EXCERTO DA PÁGINA:
..........
Opinião
O sucesso secreto do Abenomics
Uma representação mais abrangente e precisa do progresso económico do Japão é vital para dar aos investidores a confiança que a economia do Japão merece.
Tóquio está a assistir a um crescimento da construção, com os velhos arranha-céus e edifícios de apartamentos a serem reconstruídos de forma mais moderna e elegante, mantendo, ao mesmo tempo, rígidos padrões ambientais. É tão reluzente o brilho de Tóquio – vai impressionar certamente os visitantes nos Jogos Olímpicos de 2020 – que a cidade pode parecer uma anomalia, dados os relatos sombrios de que, após décadas de estagnação, o crescimento do PIB do Japão continua anémico.
Na verdade, mesmo as pequenas cidades de Kushiro e Nemuro, em Hokkaido, localizadas perto das ilhas disputadas entre a Rússia e o Japão, estão a ser reconstruídas e modernizadas a um ritmo acelerado, como é evidente para qualquer turista (como foi o meu caso, este Verão). O que explica esta divergência entre os dados económicos decepcionantes e os progressos visíveis nas cidades japonesas?
Pode tratar-se de um problema de cálculo. Segundo os dados oficiais, o crescimento económico do Japão desacelerou em um ponto percentual, em termos reais, no ano fiscal de 2014. No entanto, de acordo com investigadores do Banco do Japão, os dados fiscais sugerem que o crescimento foi superior ao valor oficial em três pontos percentuais, o que implica que o PIB tenha ficado 30 biliões de ienes (cerca de 260 mil milhões de euros) acima do valor oficialmente reportado.
Há boas razões para acreditar que sim. Os dados fiscais cobrem uma faixa mais ampla da actividade económica do que as medidas tradicionais de produção. E, na medida em que poucos contribuintes têm incentivos para inflacionar o seu rendimento declarado, é improvável que os números resultantes sejam sobrestimados.
É possível obter mais dados sobre o verdadeiro progresso do Japão noutro sítio: o novo Sistema de Contas Nacionais 2008, o mais recente padrão estatístico internacional para a contabilidade nacional, da Comissão de Estatística das Nações Unidas. Cálculos preliminares feitos com os dados do Governo japonês sugerem que, de acordo com os padrões do novo sistema - que contabiliza pesquisa e desenvolvimento, incluindo propriedade intelectual, entre os activos de capital das empresas - o PIB do Japão em 2011 superou os dados publicados em 4,2% ou 19,8 biliões de ienes.
Uma terceira falha das medições tradicionais do PIB para o Japão reside no facto de contabilizarem apenas o que é produzido dentro das fronteiras do país. Mas vivemos num mundo globalizado e, hoje em dia, os cidadãos do Japão estão a receber rendimentos consideráveis das actividades japonesas no exterior.
..........
EXERCÍCIO PROPOSTO:
Transcreve sem alterações o trecho do artigo sobre o Abenomics que vai de "Tóquio está a" até "Japão continua anémico.".

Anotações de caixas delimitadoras
..........
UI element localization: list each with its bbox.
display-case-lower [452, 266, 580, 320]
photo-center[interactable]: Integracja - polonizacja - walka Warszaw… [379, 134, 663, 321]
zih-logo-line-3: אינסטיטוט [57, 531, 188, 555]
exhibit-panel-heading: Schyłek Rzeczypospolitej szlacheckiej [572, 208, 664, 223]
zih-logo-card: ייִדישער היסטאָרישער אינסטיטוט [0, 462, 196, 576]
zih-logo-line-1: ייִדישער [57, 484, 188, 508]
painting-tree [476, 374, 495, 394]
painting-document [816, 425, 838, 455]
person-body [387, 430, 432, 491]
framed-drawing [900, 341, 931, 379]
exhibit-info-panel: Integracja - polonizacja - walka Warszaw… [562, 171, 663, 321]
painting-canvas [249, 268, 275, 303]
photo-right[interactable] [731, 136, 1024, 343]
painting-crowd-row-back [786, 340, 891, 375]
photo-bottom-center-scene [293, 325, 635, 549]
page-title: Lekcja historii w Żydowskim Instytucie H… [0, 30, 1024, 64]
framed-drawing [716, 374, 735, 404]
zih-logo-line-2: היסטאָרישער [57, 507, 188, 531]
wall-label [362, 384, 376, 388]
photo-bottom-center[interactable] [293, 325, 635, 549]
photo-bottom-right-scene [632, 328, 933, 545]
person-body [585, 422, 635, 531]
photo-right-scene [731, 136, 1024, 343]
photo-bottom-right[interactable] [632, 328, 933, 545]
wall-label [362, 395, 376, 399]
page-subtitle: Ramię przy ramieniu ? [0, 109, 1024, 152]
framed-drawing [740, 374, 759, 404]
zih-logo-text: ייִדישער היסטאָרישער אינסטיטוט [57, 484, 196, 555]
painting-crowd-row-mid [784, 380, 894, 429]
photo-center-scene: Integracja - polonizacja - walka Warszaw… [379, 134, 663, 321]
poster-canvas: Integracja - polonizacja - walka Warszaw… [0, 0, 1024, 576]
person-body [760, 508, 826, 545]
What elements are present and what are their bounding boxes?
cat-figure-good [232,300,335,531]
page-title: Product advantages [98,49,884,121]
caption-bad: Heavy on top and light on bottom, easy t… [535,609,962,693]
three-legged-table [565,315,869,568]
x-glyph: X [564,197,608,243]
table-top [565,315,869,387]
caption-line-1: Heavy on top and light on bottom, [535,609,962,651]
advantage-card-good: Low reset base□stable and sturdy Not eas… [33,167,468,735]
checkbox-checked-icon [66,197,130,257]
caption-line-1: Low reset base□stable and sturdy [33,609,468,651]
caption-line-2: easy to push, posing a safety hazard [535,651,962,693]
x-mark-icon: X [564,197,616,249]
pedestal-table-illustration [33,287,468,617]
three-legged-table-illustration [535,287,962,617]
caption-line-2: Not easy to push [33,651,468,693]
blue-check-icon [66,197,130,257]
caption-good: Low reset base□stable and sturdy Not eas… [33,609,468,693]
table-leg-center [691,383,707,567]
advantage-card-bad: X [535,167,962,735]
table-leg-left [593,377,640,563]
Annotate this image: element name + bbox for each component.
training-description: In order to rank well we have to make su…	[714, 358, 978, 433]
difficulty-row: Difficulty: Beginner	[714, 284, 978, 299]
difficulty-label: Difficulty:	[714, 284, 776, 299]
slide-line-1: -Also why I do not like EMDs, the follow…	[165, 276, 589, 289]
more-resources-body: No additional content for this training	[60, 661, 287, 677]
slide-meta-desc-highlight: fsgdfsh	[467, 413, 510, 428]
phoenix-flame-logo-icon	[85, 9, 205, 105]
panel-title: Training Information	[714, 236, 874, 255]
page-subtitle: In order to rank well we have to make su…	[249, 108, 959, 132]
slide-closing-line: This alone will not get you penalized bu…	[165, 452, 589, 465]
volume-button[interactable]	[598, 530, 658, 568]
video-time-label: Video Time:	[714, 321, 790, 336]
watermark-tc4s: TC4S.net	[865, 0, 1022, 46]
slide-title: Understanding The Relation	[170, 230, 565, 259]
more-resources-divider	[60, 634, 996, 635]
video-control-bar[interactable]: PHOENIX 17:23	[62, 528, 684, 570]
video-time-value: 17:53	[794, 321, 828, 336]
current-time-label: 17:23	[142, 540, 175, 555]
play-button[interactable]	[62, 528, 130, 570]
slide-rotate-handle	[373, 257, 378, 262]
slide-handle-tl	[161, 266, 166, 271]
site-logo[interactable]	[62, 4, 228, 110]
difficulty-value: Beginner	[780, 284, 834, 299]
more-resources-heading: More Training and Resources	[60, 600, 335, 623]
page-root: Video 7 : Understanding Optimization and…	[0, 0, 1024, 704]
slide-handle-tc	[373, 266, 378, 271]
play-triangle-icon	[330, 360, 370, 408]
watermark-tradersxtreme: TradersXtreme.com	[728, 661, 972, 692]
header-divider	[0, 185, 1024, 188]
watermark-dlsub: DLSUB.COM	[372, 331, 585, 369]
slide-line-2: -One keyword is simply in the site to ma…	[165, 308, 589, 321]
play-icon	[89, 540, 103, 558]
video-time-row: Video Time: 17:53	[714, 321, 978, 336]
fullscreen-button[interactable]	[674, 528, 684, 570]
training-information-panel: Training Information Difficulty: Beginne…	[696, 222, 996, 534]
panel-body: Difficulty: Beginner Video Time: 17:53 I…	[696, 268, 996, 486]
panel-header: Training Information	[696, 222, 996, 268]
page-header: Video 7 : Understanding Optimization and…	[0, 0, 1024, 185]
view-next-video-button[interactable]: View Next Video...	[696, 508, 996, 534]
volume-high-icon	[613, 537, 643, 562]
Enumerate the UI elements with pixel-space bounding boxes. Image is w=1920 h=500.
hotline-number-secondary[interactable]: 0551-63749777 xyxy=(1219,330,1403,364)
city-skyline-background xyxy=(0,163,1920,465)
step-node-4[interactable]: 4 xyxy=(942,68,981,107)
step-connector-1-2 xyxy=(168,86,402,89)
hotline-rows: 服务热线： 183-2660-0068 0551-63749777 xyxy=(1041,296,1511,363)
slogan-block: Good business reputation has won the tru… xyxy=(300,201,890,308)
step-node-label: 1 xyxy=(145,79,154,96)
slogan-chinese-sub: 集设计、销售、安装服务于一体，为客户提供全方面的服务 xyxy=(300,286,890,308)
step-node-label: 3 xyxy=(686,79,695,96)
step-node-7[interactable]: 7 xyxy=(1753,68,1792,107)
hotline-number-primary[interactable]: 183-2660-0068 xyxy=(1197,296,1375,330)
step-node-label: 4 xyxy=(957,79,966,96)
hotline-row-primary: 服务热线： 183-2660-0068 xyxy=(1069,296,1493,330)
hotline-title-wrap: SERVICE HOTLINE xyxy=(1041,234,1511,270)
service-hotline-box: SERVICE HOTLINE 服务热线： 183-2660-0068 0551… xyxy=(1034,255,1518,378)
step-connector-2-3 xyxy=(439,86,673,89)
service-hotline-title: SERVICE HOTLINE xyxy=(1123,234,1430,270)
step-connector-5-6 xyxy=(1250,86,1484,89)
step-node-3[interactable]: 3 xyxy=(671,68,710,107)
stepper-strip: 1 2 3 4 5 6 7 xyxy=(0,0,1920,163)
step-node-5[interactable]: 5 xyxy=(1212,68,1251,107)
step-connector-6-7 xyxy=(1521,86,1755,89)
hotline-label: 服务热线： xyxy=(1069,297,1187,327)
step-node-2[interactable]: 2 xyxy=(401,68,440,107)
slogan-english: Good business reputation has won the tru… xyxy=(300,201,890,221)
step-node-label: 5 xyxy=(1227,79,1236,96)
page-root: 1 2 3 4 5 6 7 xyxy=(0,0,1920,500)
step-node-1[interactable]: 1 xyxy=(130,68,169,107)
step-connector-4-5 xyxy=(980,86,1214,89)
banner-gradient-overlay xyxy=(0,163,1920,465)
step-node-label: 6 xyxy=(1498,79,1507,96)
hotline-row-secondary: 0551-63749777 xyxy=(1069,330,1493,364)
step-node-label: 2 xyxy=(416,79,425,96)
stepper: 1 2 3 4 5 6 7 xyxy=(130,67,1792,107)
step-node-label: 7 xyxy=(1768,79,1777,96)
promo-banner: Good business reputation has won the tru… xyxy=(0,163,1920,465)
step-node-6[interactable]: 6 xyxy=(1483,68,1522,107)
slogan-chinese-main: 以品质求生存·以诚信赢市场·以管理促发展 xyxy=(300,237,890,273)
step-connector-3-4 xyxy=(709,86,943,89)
..........
TAREFA CONCLUÍDA:
Tóquio está a assistir a um crescimento da construção, com os velhos arranha-céus e edifícios de apartamentos a serem reconstruídos de forma mais moderna e elegante, mantendo, ao mesmo tempo, rígidos padrões ambientais. É tão reluzente o brilho de Tóquio – vai impressionar certamente os visitantes nos Jogos Olímpicos de 2020 – que a cidade pode parecer uma anomalia, dados os relatos sombrios de que, após décadas de estagnação, o crescimento do PIB do Japão continua anémico.